# Source material start
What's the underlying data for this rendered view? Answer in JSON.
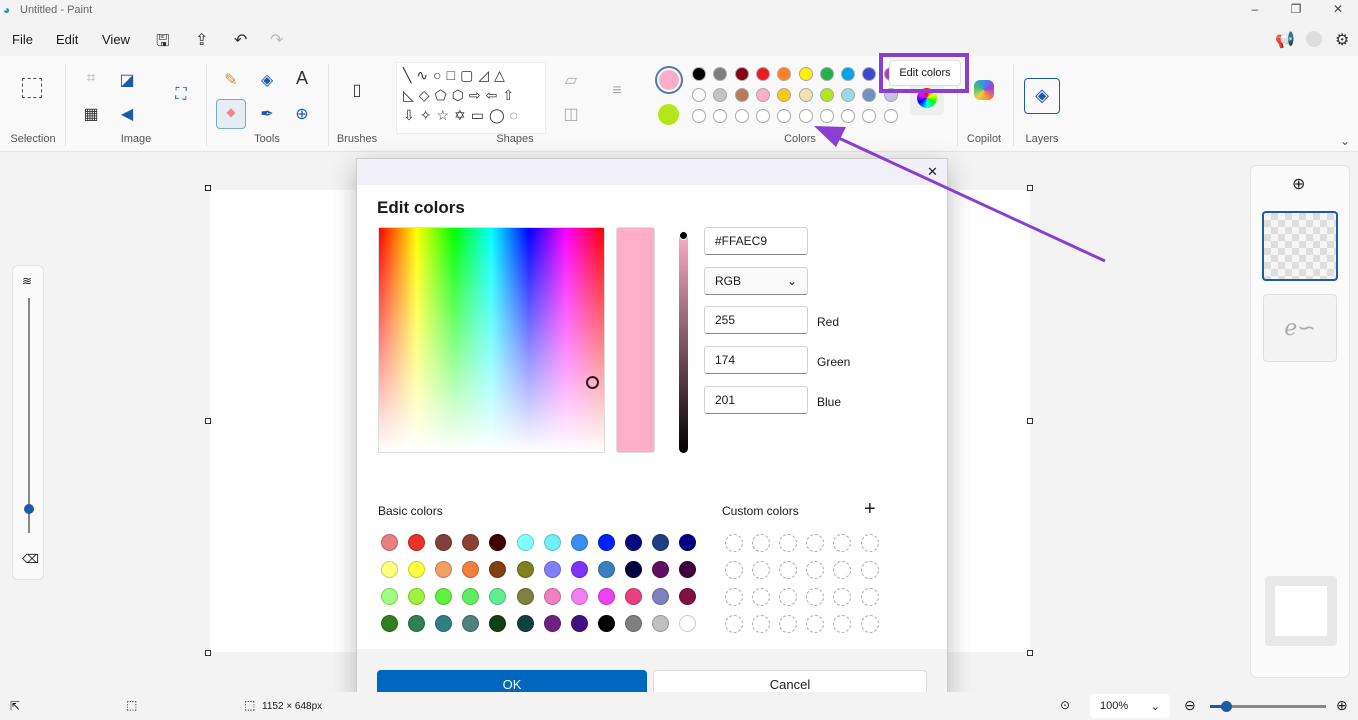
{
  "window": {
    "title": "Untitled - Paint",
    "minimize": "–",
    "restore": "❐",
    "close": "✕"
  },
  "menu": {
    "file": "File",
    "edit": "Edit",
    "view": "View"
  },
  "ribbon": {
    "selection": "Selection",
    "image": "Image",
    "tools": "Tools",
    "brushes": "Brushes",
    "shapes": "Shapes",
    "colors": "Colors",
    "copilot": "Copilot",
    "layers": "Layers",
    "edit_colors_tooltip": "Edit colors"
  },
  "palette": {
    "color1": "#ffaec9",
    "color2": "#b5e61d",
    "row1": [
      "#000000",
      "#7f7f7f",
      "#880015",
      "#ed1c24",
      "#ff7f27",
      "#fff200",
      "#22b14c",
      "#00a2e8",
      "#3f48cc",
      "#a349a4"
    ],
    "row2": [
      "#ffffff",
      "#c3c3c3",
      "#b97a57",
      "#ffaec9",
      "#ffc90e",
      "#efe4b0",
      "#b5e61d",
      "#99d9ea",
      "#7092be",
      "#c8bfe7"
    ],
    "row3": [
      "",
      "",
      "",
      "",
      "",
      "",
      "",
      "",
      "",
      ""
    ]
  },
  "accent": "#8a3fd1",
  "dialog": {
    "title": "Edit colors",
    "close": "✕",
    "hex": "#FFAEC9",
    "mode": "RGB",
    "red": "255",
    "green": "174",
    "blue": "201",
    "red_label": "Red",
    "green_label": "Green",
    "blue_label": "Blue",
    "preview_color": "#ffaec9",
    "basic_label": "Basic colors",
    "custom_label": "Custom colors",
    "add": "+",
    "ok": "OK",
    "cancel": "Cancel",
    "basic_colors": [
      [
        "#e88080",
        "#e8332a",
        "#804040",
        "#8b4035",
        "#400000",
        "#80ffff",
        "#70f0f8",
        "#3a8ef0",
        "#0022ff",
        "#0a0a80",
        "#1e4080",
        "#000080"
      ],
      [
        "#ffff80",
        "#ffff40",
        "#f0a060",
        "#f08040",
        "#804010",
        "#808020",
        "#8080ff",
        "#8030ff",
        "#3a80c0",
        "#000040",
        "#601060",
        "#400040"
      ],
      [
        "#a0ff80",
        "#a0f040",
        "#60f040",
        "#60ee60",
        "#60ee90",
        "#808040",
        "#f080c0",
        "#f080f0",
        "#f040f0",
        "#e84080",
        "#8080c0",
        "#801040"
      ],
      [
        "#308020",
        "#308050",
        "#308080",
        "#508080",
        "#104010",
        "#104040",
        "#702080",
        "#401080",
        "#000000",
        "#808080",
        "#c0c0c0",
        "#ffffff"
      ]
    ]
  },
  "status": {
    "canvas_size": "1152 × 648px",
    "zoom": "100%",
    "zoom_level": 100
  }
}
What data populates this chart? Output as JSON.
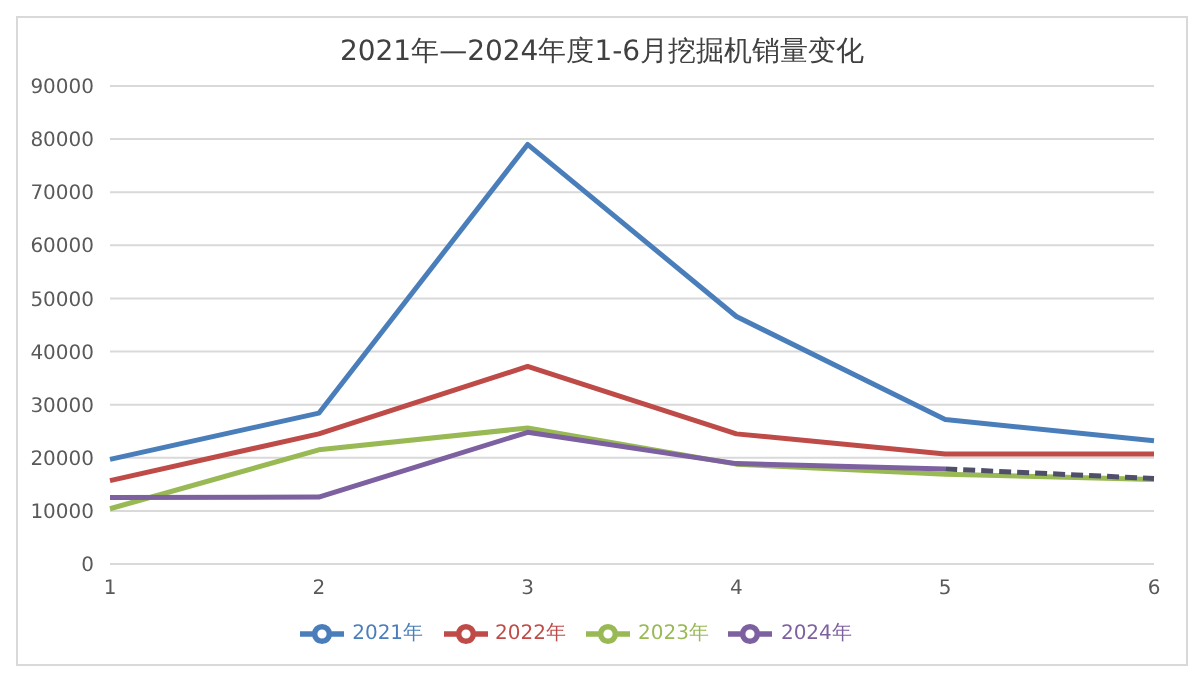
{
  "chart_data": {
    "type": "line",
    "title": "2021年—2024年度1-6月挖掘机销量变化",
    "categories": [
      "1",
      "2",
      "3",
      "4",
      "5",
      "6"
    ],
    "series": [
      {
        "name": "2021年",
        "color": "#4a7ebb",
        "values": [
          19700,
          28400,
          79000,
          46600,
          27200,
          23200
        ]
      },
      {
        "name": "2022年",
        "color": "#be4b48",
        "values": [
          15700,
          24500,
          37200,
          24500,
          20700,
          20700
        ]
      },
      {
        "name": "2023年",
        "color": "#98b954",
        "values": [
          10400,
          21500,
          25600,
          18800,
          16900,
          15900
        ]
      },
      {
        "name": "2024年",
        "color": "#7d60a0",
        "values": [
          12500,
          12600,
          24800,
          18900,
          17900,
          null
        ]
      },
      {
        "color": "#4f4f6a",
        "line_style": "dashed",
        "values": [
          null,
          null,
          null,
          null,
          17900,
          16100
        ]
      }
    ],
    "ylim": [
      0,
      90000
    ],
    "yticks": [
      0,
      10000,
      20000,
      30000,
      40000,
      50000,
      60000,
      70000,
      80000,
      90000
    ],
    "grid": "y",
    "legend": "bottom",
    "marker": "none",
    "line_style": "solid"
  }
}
# Source material end
What you have to do: Set down the material exactly, every line of it, except for the pictures.

Full answer:
What's the underlying data for this rendered view? Answer in JSON.
{
  "window": {
    "title": "Untitled - Paint",
    "minimize": "–",
    "restore": "❐",
    "close": "✕"
  },
  "menu": {
    "file": "File",
    "edit": "Edit",
    "view": "View"
  },
  "ribbon": {
    "selection": "Selection",
    "image": "Image",
    "tools": "Tools",
    "brushes": "Brushes",
    "shapes": "Shapes",
    "colors": "Colors",
    "copilot": "Copilot",
    "layers": "Layers",
    "edit_colors_tooltip": "Edit colors"
  },
  "palette": {
    "color1": "#ffaec9",
    "color2": "#b5e61d",
    "row1": [
      "#000000",
      "#7f7f7f",
      "#880015",
      "#ed1c24",
      "#ff7f27",
      "#fff200",
      "#22b14c",
      "#00a2e8",
      "#3f48cc",
      "#a349a4"
    ],
    "row2": [
      "#ffffff",
      "#c3c3c3",
      "#b97a57",
      "#ffaec9",
      "#ffc90e",
      "#efe4b0",
      "#b5e61d",
      "#99d9ea",
      "#7092be",
      "#c8bfe7"
    ],
    "row3": [
      "",
      "",
      "",
      "",
      "",
      "",
      "",
      "",
      "",
      ""
    ]
  },
  "accent": "#8a3fd1",
  "dialog": {
    "title": "Edit colors",
    "close": "✕",
    "hex": "#FFAEC9",
    "mode": "RGB",
    "red": "255",
    "green": "174",
    "blue": "201",
    "red_label": "Red",
    "green_label": "Green",
    "blue_label": "Blue",
    "preview_color": "#ffaec9",
    "basic_label": "Basic colors",
    "custom_label": "Custom colors",
    "add": "+",
    "ok": "OK",
    "cancel": "Cancel",
    "basic_colors": [
      [
        "#e88080",
        "#e8332a",
        "#804040",
        "#8b4035",
        "#400000",
        "#80ffff",
        "#70f0f8",
        "#3a8ef0",
        "#0022ff",
        "#0a0a80",
        "#1e4080",
        "#000080"
      ],
      [
        "#ffff80",
        "#ffff40",
        "#f0a060",
        "#f08040",
        "#804010",
        "#808020",
        "#8080ff",
        "#8030ff",
        "#3a80c0",
        "#000040",
        "#601060",
        "#400040"
      ],
      [
        "#a0ff80",
        "#a0f040",
        "#60f040",
        "#60ee60",
        "#60ee90",
        "#808040",
        "#f080c0",
        "#f080f0",
        "#f040f0",
        "#e84080",
        "#8080c0",
        "#801040"
      ],
      [
        "#308020",
        "#308050",
        "#308080",
        "#508080",
        "#104010",
        "#104040",
        "#702080",
        "#401080",
        "#000000",
        "#808080",
        "#c0c0c0",
        "#ffffff"
      ]
    ]
  },
  "status": {
    "canvas_size": "1152 × 648px",
    "zoom": "100%",
    "zoom_level": 100
  }
}
What data populates this chart? Output as JSON.
{
  "chart_data": {
    "type": "line",
    "title": "2021年—2024年度1-6月挖掘机销量变化",
    "categories": [
      "1",
      "2",
      "3",
      "4",
      "5",
      "6"
    ],
    "series": [
      {
        "name": "2021年",
        "color": "#4a7ebb",
        "values": [
          19700,
          28400,
          79000,
          46600,
          27200,
          23200
        ]
      },
      {
        "name": "2022年",
        "color": "#be4b48",
        "values": [
          15700,
          24500,
          37200,
          24500,
          20700,
          20700
        ]
      },
      {
        "name": "2023年",
        "color": "#98b954",
        "values": [
          10400,
          21500,
          25600,
          18800,
          16900,
          15900
        ]
      },
      {
        "name": "2024年",
        "color": "#7d60a0",
        "values": [
          12500,
          12600,
          24800,
          18900,
          17900,
          null
        ]
      },
      {
        "color": "#4f4f6a",
        "line_style": "dashed",
        "values": [
          null,
          null,
          null,
          null,
          17900,
          16100
        ]
      }
    ],
    "ylim": [
      0,
      90000
    ],
    "yticks": [
      0,
      10000,
      20000,
      30000,
      40000,
      50000,
      60000,
      70000,
      80000,
      90000
    ],
    "grid": "y",
    "legend": "bottom",
    "marker": "none",
    "line_style": "solid"
  }
}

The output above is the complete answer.